SUPPLIED TEXT:
Wednesday, May 4, 2011


Because images/video packets or frames are dominated by a mixture of stationary low frequency backgrounds and transient high-frequency edges, a wavelet transform is very efficient in capturing the bulk of image energy in a fraction of coefficients to facilitate compression. Wavelet-based image compression techniques such as zerotree or EBCOT produce excellent scalability features and rate-distortion (R-D) performance for robust multimedia transmission over wireless channels. The wavelet decomposition is illustrated in Figure 1, where energy concentration in the low-frequency bands facilitates the construction of embedded code streams. The embedded nature of the compressed code stream provides the basis for scalable video/image coding by fine-tuning the R-D trade-off. The source encoding can be stopped as soon as a target bit-rate is met, or the decoding process can be stopped at any low desirable bit-rate by truncating the code stream. Typically, the code stream is composed of different quality layers in descending order with base layer providing the rough image and enhancement layers providing quality refinement. Different layers in the code streams have significant different perception importance to the end users. Losing the base layer may cause serious distortion for reconstructed pictures, while losing quality enhancement layers can still achieve acceptable picture qualities.

Figure 1: Original lena image (128*128 pixels, 8 bpp), wavelet decomposition and reconstruction.


MPEG-4 introduced in 1998 was designated by the ISO/IEC MPEG under the formal standard ISO/IEC 14496, which was primarily aimed to low bit-rate video applications over networks. The layer-based quality enhancement concept has been widely applied to scalable video coding (SVC) in MPEG-4 Part 10 H.264/advanced video coding (AVC) and JPEG2000 progressive image coding standards. The source coding bit-rate variety advantage has laid foundations of a number of emerging multimedia applications over bandwidth limited wireless networks such as IPTV, video on demand, online video gaming, etc. Both SVC in MPEG-4 and quality progression in JPEG2000 provide considerable advantage for error-robust multimedia streaming over time-varying wireless channels especially in mobile environments (e.g., mobile WiMAX networks). Without losing generality we use MPEG-4 video coding in this section and JPEG2000 in Section 1 as multimedia coding examples.

DATA:
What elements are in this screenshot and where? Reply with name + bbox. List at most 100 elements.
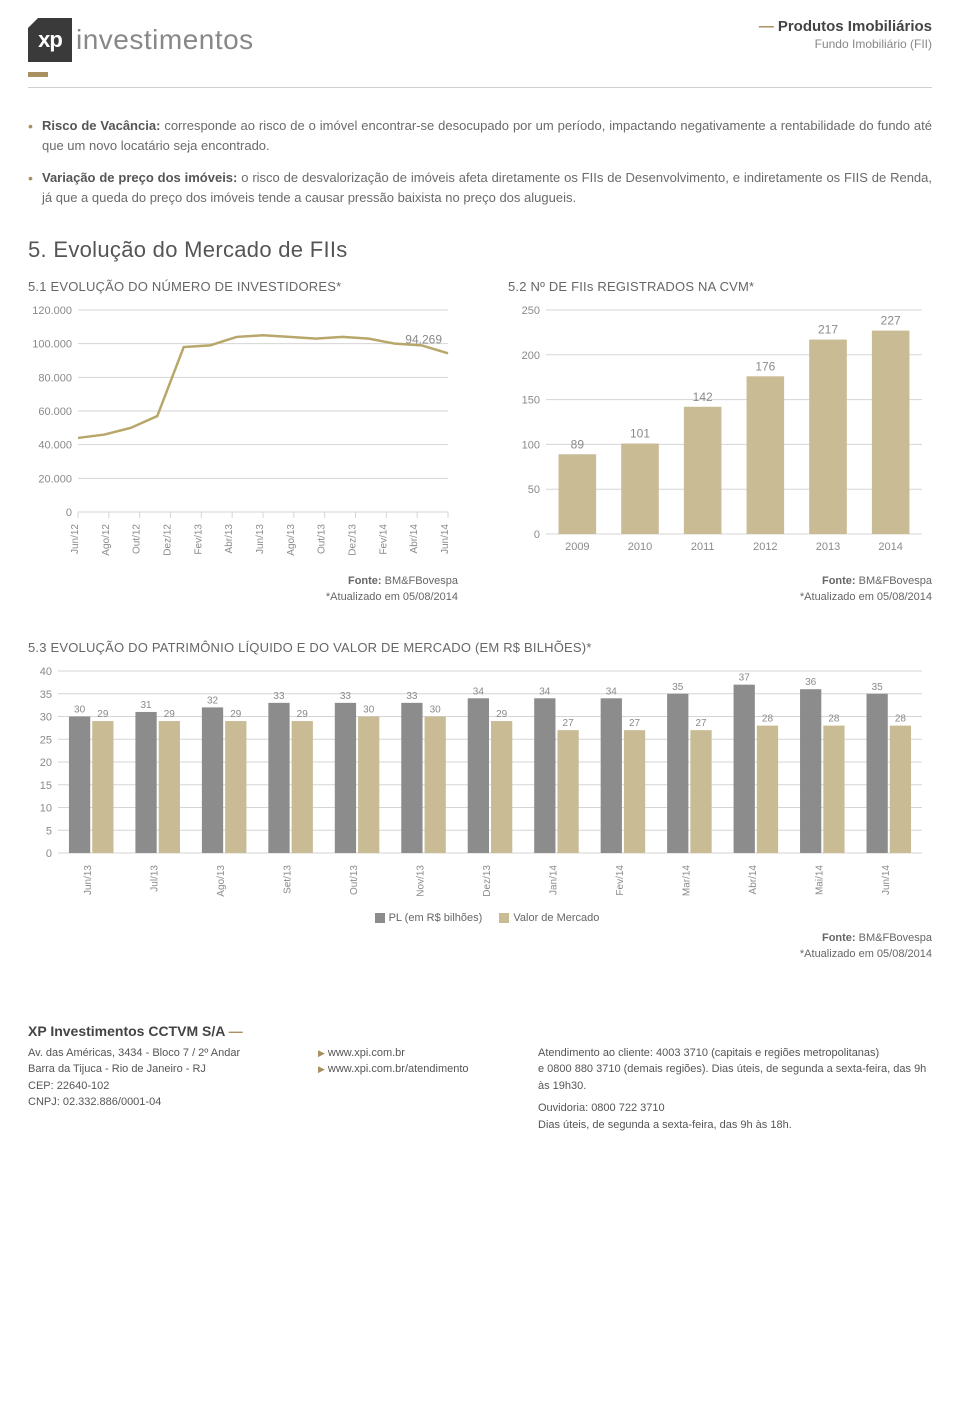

WHAT IS ASKED:
Answer these from the wavelet compression text:
1. What does the base layer of the code stream provide?
2. What pixel size and bit depth are given for the lena image in Figure 1?
3. In what year was MPEG-4 introduced?

RESULT OF THE TASK:
1. The rough image.
2. 128*128 pixels at 8 bpp.
3. 1998.